-- start of GIVEN INFORMATION --
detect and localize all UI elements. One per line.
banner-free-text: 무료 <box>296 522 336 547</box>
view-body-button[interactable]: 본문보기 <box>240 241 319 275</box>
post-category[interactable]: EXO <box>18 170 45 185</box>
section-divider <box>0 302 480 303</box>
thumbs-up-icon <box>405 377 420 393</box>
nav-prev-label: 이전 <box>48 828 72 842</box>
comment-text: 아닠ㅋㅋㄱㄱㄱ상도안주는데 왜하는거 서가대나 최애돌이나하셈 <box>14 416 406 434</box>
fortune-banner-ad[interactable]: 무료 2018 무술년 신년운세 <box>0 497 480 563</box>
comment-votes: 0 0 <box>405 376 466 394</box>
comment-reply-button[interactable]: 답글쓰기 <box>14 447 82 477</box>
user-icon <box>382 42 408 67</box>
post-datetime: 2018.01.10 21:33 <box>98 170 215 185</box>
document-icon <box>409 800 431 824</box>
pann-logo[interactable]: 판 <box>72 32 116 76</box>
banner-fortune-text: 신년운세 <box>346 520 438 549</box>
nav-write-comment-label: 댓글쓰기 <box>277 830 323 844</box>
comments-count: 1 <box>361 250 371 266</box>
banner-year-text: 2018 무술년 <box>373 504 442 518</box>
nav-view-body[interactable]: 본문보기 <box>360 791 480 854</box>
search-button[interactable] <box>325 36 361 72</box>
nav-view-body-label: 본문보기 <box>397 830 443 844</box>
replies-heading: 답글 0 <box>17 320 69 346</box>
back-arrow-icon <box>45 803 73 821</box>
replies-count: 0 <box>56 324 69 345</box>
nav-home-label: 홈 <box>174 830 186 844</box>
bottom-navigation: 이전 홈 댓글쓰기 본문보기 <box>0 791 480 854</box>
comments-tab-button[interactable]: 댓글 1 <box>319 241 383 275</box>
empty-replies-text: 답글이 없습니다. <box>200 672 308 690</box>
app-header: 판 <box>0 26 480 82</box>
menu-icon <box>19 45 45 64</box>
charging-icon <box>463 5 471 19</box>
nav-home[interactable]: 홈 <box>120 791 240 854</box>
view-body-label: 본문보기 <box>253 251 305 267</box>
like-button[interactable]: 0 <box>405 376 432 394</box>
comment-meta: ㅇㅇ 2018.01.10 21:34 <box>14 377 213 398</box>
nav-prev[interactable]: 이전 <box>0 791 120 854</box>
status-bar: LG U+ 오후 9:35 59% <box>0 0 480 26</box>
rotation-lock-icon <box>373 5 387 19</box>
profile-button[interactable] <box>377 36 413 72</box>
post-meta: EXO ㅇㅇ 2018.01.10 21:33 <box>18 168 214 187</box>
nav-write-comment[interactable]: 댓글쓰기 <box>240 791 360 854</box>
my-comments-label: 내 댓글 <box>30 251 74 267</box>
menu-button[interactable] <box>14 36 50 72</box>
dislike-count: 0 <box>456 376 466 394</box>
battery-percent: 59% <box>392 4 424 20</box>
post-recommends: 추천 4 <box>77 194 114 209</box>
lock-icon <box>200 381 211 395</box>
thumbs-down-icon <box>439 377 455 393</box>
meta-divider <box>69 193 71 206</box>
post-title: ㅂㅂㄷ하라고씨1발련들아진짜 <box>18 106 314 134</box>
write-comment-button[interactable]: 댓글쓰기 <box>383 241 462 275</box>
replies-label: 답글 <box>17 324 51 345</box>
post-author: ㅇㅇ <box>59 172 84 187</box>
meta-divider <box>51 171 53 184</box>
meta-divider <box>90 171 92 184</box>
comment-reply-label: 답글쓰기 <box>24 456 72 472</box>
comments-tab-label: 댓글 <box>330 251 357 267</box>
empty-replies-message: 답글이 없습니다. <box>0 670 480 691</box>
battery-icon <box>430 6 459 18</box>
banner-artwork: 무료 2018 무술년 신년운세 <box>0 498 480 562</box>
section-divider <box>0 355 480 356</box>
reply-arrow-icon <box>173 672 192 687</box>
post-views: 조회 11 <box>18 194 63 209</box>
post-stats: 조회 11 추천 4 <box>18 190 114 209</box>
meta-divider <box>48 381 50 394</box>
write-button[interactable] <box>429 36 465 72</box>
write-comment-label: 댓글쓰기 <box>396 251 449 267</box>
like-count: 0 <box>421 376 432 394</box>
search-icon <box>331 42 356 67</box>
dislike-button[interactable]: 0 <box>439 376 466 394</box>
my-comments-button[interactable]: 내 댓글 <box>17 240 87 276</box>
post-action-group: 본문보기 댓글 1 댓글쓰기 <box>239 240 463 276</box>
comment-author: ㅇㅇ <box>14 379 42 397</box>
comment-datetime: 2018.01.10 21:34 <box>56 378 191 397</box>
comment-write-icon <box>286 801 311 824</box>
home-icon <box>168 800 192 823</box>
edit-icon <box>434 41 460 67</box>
-- end of GIVEN INFORMATION --
*STATED EXERCISE*. Please reproduce all of the lines above word for word, keeping their order unchanged.

*CORRECT RESPONSE*.
detect and localize all UI elements. One per line.
banner-free-text: 무료 <box>296 522 336 547</box>
view-body-button[interactable]: 본문보기 <box>240 241 319 275</box>
post-category[interactable]: EXO <box>18 170 45 185</box>
section-divider <box>0 302 480 303</box>
thumbs-up-icon <box>405 377 420 393</box>
nav-prev-label: 이전 <box>48 828 72 842</box>
comment-text: 아닠ㅋㅋㄱㄱㄱ상도안주는데 왜하는거 서가대나 최애돌이나하셈 <box>14 416 406 434</box>
fortune-banner-ad[interactable]: 무료 2018 무술년 신년운세 <box>0 497 480 563</box>
comment-votes: 0 0 <box>405 376 466 394</box>
comment-reply-button[interactable]: 답글쓰기 <box>14 447 82 477</box>
user-icon <box>382 42 408 67</box>
post-datetime: 2018.01.10 21:33 <box>98 170 215 185</box>
document-icon <box>409 800 431 824</box>
pann-logo[interactable]: 판 <box>72 32 116 76</box>
banner-fortune-text: 신년운세 <box>346 520 438 549</box>
nav-write-comment-label: 댓글쓰기 <box>277 830 323 844</box>
comments-count: 1 <box>361 250 371 266</box>
banner-year-text: 2018 무술년 <box>373 504 442 518</box>
nav-view-body[interactable]: 본문보기 <box>360 791 480 854</box>
search-button[interactable] <box>325 36 361 72</box>
nav-view-body-label: 본문보기 <box>397 830 443 844</box>
replies-heading: 답글 0 <box>17 320 69 346</box>
back-arrow-icon <box>45 803 73 821</box>
replies-count: 0 <box>56 324 69 345</box>
nav-home-label: 홈 <box>174 830 186 844</box>
bottom-navigation: 이전 홈 댓글쓰기 본문보기 <box>0 791 480 854</box>
comments-tab-button[interactable]: 댓글 1 <box>319 241 383 275</box>
empty-replies-text: 답글이 없습니다. <box>200 672 308 690</box>
app-header: 판 <box>0 26 480 82</box>
menu-icon <box>19 45 45 64</box>
charging-icon <box>463 5 471 19</box>
nav-home[interactable]: 홈 <box>120 791 240 854</box>
view-body-label: 본문보기 <box>253 251 305 267</box>
like-button[interactable]: 0 <box>405 376 432 394</box>
comment-meta: ㅇㅇ 2018.01.10 21:34 <box>14 377 213 398</box>
nav-prev[interactable]: 이전 <box>0 791 120 854</box>
status-bar: LG U+ 오후 9:35 59% <box>0 0 480 26</box>
rotation-lock-icon <box>373 5 387 19</box>
profile-button[interactable] <box>377 36 413 72</box>
post-meta: EXO ㅇㅇ 2018.01.10 21:33 <box>18 168 214 187</box>
nav-write-comment[interactable]: 댓글쓰기 <box>240 791 360 854</box>
my-comments-label: 내 댓글 <box>30 251 74 267</box>
menu-button[interactable] <box>14 36 50 72</box>
dislike-count: 0 <box>456 376 466 394</box>
battery-percent: 59% <box>392 4 424 20</box>
post-recommends: 추천 4 <box>77 194 114 209</box>
lock-icon <box>200 381 211 395</box>
thumbs-down-icon <box>439 377 455 393</box>
meta-divider <box>69 193 71 206</box>
post-title: ㅂㅂㄷ하라고씨1발련들아진짜 <box>18 106 314 134</box>
write-comment-button[interactable]: 댓글쓰기 <box>383 241 462 275</box>
replies-label: 답글 <box>17 324 51 345</box>
post-author: ㅇㅇ <box>59 172 84 187</box>
meta-divider <box>51 171 53 184</box>
meta-divider <box>90 171 92 184</box>
comment-reply-label: 답글쓰기 <box>24 456 72 472</box>
comments-tab-label: 댓글 <box>330 251 357 267</box>
empty-replies-message: 답글이 없습니다. <box>0 670 480 691</box>
battery-icon <box>430 6 459 18</box>
banner-artwork: 무료 2018 무술년 신년운세 <box>0 498 480 562</box>
section-divider <box>0 355 480 356</box>
reply-arrow-icon <box>173 672 192 687</box>
post-views: 조회 11 <box>18 194 63 209</box>
post-stats: 조회 11 추천 4 <box>18 190 114 209</box>
meta-divider <box>48 381 50 394</box>
write-button[interactable] <box>429 36 465 72</box>
write-comment-label: 댓글쓰기 <box>396 251 449 267</box>
like-count: 0 <box>421 376 432 394</box>
search-icon <box>331 42 356 67</box>
dislike-button[interactable]: 0 <box>439 376 466 394</box>
my-comments-button[interactable]: 내 댓글 <box>17 240 87 276</box>
post-action-group: 본문보기 댓글 1 댓글쓰기 <box>239 240 463 276</box>
comment-author: ㅇㅇ <box>14 379 42 397</box>
comment-datetime: 2018.01.10 21:34 <box>56 378 191 397</box>
comment-write-icon <box>286 801 311 824</box>
home-icon <box>168 800 192 823</box>
edit-icon <box>434 41 460 67</box>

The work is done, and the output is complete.